Dataset records:
——

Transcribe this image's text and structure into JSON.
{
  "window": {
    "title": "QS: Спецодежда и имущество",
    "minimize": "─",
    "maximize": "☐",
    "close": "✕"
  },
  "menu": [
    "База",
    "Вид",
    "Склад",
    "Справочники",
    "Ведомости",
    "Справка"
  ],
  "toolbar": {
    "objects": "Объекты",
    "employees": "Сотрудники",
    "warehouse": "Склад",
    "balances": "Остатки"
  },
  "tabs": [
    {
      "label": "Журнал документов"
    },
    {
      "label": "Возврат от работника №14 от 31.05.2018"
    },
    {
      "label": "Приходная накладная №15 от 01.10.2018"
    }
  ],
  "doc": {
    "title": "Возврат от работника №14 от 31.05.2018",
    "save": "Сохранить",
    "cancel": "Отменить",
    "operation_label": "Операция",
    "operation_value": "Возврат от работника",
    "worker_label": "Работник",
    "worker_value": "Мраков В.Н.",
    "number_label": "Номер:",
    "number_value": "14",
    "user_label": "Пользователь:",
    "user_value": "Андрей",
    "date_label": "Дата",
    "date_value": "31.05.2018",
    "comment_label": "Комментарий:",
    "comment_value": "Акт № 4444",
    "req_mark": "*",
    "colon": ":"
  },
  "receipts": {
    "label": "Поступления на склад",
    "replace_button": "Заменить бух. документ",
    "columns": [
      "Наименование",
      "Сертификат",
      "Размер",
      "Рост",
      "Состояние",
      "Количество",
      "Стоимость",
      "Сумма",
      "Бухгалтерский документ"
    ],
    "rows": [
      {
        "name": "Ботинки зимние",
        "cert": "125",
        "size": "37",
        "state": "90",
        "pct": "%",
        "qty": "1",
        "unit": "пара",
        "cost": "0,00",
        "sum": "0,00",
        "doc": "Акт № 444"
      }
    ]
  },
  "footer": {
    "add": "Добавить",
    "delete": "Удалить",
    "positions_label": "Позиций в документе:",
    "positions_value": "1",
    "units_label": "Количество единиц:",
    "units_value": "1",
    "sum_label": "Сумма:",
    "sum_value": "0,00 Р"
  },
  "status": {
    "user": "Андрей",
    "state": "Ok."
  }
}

——

▸ **EXERCISE GOAL**: Check each line above for the string "title", then copy the ones that have it.

▸ **WORKED SOLUTION**:
    "title": "QS: Спецодежда и имущество",
    "title": "Возврат от работника №14 от 31.05.2018",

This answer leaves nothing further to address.